(Records supplied):
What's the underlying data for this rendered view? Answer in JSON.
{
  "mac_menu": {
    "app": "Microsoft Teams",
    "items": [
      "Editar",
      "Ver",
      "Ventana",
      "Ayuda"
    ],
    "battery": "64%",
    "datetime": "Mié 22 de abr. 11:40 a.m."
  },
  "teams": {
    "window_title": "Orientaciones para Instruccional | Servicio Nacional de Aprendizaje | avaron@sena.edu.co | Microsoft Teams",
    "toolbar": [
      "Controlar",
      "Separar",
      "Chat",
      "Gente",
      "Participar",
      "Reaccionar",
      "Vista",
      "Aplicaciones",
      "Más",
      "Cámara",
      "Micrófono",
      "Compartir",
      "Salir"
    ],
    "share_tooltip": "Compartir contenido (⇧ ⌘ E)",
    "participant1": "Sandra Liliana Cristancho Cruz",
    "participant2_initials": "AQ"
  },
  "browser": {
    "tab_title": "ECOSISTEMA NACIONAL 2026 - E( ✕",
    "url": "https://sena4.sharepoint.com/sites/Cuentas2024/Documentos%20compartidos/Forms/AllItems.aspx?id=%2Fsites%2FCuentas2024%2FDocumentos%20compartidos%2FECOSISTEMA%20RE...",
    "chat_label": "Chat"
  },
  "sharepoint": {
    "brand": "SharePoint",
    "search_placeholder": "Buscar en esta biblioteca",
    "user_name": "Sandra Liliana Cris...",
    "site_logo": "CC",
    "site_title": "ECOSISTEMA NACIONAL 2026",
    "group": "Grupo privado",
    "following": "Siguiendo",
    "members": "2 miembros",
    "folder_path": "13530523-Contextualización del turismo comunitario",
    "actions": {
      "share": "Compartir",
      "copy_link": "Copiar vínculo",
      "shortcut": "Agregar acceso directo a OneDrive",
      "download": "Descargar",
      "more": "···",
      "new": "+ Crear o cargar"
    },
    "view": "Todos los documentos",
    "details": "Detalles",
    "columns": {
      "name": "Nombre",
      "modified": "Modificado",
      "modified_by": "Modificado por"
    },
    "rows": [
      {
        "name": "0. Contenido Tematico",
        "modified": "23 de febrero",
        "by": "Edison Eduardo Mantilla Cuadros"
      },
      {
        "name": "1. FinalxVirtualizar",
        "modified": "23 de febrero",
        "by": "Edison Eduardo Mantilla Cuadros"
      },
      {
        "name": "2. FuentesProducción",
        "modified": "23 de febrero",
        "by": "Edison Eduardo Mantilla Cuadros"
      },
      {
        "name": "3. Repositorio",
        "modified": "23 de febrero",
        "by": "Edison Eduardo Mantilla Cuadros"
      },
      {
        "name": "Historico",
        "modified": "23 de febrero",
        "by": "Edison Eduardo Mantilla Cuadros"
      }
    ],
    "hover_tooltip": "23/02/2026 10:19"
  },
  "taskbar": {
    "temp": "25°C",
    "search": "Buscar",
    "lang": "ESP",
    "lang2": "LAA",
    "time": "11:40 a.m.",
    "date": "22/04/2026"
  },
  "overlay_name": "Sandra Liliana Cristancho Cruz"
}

...

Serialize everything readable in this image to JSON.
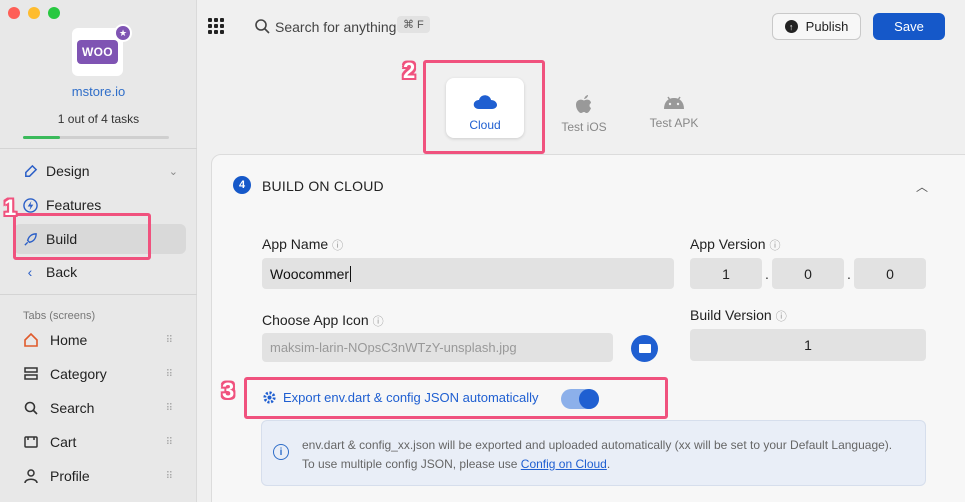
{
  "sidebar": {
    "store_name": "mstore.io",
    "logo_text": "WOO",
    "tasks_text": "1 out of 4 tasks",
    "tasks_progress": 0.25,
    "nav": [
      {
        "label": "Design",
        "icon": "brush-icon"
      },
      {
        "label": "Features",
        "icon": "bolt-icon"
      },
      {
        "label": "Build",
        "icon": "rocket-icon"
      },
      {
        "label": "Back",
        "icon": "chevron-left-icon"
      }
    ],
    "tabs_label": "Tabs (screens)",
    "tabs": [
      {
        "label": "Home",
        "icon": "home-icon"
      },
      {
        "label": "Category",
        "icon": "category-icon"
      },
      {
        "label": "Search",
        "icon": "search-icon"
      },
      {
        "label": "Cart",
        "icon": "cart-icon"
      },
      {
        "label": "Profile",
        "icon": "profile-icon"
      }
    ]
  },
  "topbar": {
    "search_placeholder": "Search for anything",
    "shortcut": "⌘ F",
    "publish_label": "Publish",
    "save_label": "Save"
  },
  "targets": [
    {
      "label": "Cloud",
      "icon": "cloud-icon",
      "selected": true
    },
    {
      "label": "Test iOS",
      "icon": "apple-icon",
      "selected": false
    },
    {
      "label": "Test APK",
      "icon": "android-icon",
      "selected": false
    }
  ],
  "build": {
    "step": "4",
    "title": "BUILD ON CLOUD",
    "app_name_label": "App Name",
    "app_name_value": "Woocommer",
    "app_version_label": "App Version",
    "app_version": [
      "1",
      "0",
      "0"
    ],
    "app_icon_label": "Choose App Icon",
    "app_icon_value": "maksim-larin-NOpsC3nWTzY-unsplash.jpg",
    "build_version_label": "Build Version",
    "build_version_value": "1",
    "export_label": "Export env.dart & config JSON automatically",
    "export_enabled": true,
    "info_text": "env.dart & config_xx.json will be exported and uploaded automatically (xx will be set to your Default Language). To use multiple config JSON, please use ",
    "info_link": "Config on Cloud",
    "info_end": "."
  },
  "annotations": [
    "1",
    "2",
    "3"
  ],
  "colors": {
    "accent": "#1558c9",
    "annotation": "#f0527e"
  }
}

(What you will do):
Locate all lines that include the word "Liliana" and copy them out.

(Worked solution):
    "participant1": "Sandra Liliana Cristancho Cruz",
    "user_name": "Sandra Liliana Cris...",
  "overlay_name": "Sandra Liliana Cristancho Cruz"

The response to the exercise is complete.